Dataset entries
»»
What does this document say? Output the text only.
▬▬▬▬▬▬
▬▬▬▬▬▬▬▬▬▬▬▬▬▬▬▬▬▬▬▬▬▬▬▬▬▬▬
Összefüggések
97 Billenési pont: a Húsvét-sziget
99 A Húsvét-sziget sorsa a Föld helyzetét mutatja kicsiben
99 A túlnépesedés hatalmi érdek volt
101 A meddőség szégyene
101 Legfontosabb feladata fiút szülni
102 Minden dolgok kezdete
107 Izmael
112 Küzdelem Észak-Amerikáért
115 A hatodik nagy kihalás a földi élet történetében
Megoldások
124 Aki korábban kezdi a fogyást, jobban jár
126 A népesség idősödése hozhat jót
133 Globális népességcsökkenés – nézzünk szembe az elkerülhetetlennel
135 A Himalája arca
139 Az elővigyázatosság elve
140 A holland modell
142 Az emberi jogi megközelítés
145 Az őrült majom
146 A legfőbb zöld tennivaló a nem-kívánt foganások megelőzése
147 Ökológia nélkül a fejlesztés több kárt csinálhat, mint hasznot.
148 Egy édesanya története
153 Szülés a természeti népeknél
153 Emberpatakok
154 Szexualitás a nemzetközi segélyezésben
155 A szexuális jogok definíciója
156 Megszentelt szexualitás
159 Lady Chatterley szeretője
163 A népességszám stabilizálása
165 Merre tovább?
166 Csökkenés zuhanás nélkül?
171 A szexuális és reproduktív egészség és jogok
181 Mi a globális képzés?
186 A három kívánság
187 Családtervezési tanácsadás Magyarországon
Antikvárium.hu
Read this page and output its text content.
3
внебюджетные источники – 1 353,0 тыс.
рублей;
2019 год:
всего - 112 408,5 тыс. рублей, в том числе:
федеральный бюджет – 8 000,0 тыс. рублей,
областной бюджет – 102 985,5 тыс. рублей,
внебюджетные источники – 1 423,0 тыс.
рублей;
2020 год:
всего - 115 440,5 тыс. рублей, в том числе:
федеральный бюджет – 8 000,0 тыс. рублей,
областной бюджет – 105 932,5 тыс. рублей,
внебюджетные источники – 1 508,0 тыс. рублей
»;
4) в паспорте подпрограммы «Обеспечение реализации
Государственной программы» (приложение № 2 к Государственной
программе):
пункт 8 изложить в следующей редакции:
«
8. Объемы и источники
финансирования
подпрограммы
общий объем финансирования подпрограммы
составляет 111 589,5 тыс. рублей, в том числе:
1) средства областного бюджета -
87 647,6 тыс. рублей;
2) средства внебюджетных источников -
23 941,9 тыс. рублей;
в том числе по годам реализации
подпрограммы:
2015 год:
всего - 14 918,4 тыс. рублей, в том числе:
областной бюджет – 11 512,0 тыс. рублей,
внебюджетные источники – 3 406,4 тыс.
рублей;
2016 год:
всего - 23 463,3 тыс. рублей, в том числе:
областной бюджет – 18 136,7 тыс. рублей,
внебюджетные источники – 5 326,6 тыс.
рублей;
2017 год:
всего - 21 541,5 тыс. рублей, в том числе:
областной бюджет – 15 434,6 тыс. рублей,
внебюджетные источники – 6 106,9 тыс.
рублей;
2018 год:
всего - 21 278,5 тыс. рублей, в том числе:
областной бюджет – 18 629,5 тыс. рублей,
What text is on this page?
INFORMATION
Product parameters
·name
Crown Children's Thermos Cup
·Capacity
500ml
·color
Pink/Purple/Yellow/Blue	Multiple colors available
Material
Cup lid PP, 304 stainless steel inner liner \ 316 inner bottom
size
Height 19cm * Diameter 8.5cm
««
→ **What to work on**: Return every entry exactly as given.

→ **Final result**:
What does this document say? Output the text only.
▬▬▬▬▬▬
▬▬▬▬▬▬▬▬▬▬▬▬▬▬▬▬▬▬▬▬▬▬▬▬▬▬▬
Összefüggések
97 Billenési pont: a Húsvét-sziget
99 A Húsvét-sziget sorsa a Föld helyzetét mutatja kicsiben
99 A túlnépesedés hatalmi érdek volt
101 A meddőség szégyene
101 Legfontosabb feladata fiút szülni
102 Minden dolgok kezdete
107 Izmael
112 Küzdelem Észak-Amerikáért
115 A hatodik nagy kihalás a földi élet történetében
Megoldások
124 Aki korábban kezdi a fogyást, jobban jár
126 A népesség idősödése hozhat jót
133 Globális népességcsökkenés – nézzünk szembe az elkerülhetetlennel
135 A Himalája arca
139 Az elővigyázatosság elve
140 A holland modell
142 Az emberi jogi megközelítés
145 Az őrült majom
146 A legfőbb zöld tennivaló a nem-kívánt foganások megelőzése
147 Ökológia nélkül a fejlesztés több kárt csinálhat, mint hasznot.
148 Egy édesanya története
153 Szülés a természeti népeknél
153 Emberpatakok
154 Szexualitás a nemzetközi segélyezésben
155 A szexuális jogok definíciója
156 Megszentelt szexualitás
159 Lady Chatterley szeretője
163 A népességszám stabilizálása
165 Merre tovább?
166 Csökkenés zuhanás nélkül?
171 A szexuális és reproduktív egészség és jogok
181 Mi a globális képzés?
186 A három kívánság
187 Családtervezési tanácsadás Magyarországon
Antikvárium.hu
Read this page and output its text content.
3
внебюджетные источники – 1 353,0 тыс.
рублей;
2019 год:
всего - 112 408,5 тыс. рублей, в том числе:
федеральный бюджет – 8 000,0 тыс. рублей,
областной бюджет – 102 985,5 тыс. рублей,
внебюджетные источники – 1 423,0 тыс.
рублей;
2020 год:
всего - 115 440,5 тыс. рублей, в том числе:
федеральный бюджет – 8 000,0 тыс. рублей,
областной бюджет – 105 932,5 тыс. рублей,
внебюджетные источники – 1 508,0 тыс. рублей
»;
4) в паспорте подпрограммы «Обеспечение реализации
Государственной программы» (приложение № 2 к Государственной
программе):
пункт 8 изложить в следующей редакции:
«
8. Объемы и источники
финансирования
подпрограммы
общий объем финансирования подпрограммы
составляет 111 589,5 тыс. рублей, в том числе:
1) средства областного бюджета -
87 647,6 тыс. рублей;
2) средства внебюджетных источников -
23 941,9 тыс. рублей;
в том числе по годам реализации
подпрограммы:
2015 год:
всего - 14 918,4 тыс. рублей, в том числе:
областной бюджет – 11 512,0 тыс. рублей,
внебюджетные источники – 3 406,4 тыс.
рублей;
2016 год:
всего - 23 463,3 тыс. рублей, в том числе:
областной бюджет – 18 136,7 тыс. рублей,
внебюджетные источники – 5 326,6 тыс.
рублей;
2017 год:
всего - 21 541,5 тыс. рублей, в том числе:
областной бюджет – 15 434,6 тыс. рублей,
внебюджетные источники – 6 106,9 тыс.
рублей;
2018 год:
всего - 21 278,5 тыс. рублей, в том числе:
областной бюджет – 18 629,5 тыс. рублей,
What text is on this page?
INFORMATION
Product parameters
·name
Crown Children's Thermos Cup
·Capacity
500ml
·color
Pink/Purple/Yellow/Blue	Multiple colors available
Material
Cup lid PP, 304 stainless steel inner liner \ 316 inner bottom
size
Height 19cm * Diameter 8.5cm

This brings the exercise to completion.